Lines of data
━━━━━━━━━━━━━━━━━━━━━━━━━━━━━━

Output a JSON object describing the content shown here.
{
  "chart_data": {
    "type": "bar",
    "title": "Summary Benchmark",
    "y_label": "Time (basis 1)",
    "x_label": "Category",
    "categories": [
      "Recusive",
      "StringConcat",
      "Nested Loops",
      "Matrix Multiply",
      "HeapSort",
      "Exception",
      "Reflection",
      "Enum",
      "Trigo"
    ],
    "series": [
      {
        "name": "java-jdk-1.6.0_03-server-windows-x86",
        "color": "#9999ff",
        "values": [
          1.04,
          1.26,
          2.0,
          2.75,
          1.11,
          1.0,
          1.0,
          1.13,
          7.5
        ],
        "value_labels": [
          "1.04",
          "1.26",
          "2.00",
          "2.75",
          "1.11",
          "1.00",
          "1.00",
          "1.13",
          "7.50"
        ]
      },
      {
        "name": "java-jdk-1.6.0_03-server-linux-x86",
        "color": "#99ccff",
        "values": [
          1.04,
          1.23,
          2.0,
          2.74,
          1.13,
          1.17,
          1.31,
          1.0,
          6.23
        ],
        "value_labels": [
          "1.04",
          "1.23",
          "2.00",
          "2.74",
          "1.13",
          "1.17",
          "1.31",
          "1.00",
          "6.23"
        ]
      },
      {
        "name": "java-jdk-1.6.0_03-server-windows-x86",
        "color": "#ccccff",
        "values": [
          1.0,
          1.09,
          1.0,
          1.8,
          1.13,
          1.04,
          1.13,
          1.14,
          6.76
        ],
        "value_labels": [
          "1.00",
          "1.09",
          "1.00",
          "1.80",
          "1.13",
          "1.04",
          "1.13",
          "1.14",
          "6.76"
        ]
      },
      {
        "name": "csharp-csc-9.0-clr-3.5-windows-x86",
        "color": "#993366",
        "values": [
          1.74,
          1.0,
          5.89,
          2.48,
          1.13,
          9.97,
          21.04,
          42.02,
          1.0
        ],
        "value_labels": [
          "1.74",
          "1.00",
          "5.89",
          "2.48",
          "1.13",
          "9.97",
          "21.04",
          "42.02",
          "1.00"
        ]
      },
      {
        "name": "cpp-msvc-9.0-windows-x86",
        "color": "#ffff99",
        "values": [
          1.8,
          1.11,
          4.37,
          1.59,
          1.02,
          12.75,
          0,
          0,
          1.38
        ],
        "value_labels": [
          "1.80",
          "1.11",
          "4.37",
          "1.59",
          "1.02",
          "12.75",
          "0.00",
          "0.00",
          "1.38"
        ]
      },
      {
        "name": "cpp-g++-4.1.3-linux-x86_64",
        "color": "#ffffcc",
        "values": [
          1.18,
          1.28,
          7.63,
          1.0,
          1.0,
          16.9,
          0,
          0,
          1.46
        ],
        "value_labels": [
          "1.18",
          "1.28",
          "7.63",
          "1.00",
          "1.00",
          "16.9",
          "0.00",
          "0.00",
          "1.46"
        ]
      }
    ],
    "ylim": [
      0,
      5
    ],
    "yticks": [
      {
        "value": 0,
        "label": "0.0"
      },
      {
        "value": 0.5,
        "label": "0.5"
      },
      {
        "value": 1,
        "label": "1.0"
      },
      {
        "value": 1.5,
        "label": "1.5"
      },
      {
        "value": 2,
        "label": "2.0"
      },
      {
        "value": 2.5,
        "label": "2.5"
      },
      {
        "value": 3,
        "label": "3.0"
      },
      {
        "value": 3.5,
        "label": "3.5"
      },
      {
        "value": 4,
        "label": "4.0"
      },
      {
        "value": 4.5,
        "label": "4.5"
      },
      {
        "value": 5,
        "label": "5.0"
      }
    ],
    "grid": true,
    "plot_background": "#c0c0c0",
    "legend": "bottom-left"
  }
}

━━━━━━━━━━━━━━━━━━━━━━━━━━━━━━

Work instructions
Check each line of the records for the word "name", and show the lines that contain it.

Solution for this exercise
        "name": "java-jdk-1.6.0_03-server-windows-x86",
        "name": "java-jdk-1.6.0_03-server-linux-x86",
        "name": "java-jdk-1.6.0_03-server-windows-x86",
        "name": "csharp-csc-9.0-clr-3.5-windows-x86",
        "name": "cpp-msvc-9.0-windows-x86",
        "name": "cpp-g++-4.1.3-linux-x86_64",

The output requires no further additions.